_Task description:_
Every line that includes the word "Output" is to be listed.

_Data shown:_
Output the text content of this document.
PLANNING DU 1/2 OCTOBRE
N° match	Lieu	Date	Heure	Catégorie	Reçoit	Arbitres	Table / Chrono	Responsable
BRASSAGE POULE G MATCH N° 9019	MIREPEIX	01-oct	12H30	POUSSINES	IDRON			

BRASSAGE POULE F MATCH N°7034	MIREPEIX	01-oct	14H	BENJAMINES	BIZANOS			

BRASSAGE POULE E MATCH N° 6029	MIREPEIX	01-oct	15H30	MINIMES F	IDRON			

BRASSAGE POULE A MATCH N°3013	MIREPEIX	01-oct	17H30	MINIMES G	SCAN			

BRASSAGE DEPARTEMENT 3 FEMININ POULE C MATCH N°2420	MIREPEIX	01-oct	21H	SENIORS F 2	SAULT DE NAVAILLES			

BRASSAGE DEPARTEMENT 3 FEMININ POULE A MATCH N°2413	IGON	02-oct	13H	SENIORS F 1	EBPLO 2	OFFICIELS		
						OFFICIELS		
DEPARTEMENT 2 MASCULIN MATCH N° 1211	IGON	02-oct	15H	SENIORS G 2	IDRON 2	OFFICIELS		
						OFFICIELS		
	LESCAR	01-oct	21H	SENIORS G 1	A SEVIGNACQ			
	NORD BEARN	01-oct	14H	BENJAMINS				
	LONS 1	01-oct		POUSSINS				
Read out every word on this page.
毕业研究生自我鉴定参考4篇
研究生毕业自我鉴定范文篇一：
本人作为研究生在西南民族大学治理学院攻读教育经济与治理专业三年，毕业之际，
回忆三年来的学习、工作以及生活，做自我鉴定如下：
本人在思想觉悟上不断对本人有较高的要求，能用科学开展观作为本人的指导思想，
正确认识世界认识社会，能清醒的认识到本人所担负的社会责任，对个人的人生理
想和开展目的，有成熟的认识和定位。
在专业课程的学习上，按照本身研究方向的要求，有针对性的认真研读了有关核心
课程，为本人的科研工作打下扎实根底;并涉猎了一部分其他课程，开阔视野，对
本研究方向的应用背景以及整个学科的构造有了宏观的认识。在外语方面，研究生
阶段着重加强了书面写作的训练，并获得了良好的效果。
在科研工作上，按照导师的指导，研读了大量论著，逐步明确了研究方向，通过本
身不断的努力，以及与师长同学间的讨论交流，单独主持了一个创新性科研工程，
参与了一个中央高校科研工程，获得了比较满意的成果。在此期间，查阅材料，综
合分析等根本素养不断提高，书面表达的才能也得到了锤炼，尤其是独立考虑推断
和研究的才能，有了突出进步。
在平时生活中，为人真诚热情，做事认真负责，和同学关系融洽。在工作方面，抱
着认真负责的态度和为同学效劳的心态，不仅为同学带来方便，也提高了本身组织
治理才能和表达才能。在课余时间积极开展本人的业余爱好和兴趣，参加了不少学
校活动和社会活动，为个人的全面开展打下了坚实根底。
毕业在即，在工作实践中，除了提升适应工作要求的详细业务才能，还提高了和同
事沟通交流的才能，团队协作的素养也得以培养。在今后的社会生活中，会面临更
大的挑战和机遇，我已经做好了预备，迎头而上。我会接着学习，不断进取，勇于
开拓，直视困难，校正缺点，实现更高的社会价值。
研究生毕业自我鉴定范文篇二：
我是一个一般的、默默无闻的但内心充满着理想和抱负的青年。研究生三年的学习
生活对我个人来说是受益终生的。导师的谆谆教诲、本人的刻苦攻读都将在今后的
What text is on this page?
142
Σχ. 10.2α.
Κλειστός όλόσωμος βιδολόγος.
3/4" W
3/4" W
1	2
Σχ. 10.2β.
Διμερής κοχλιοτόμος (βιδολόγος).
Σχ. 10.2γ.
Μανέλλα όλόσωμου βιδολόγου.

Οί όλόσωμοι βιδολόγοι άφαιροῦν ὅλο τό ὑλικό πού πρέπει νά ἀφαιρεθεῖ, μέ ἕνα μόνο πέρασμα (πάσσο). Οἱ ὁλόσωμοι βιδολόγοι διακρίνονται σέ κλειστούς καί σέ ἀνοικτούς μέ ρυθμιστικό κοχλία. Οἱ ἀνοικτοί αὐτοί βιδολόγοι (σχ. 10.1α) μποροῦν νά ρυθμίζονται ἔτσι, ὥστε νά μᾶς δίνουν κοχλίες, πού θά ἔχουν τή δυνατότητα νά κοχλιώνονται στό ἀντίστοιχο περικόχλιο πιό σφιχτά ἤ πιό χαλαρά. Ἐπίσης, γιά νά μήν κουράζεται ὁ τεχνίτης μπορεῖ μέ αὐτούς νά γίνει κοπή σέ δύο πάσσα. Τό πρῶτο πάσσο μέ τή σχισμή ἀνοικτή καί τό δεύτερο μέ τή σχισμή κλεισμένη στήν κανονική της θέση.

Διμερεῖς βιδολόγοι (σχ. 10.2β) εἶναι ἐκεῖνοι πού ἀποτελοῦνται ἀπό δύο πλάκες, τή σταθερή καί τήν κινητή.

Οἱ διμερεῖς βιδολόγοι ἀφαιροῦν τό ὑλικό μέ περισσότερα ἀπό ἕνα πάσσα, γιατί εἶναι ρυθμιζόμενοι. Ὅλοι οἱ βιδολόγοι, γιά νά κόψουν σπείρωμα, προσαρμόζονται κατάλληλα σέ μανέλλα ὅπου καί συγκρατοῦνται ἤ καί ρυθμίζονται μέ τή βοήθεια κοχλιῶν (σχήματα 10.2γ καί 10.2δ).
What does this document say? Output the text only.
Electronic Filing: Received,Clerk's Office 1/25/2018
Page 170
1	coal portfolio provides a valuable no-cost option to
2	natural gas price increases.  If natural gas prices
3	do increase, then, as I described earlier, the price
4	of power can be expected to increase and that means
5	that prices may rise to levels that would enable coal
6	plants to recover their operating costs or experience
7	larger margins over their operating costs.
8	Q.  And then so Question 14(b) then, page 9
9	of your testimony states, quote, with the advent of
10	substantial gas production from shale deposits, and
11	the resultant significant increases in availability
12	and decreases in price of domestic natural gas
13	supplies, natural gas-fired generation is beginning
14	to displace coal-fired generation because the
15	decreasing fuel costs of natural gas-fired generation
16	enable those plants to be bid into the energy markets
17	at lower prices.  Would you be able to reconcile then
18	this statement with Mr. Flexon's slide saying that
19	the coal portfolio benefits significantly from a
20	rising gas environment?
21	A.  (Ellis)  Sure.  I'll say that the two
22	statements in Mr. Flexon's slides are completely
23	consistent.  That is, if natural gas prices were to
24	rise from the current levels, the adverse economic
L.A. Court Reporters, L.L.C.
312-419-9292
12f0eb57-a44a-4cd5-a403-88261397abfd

_Worked solution:_
Output the text content of this document.
What does this document say? Output the text only.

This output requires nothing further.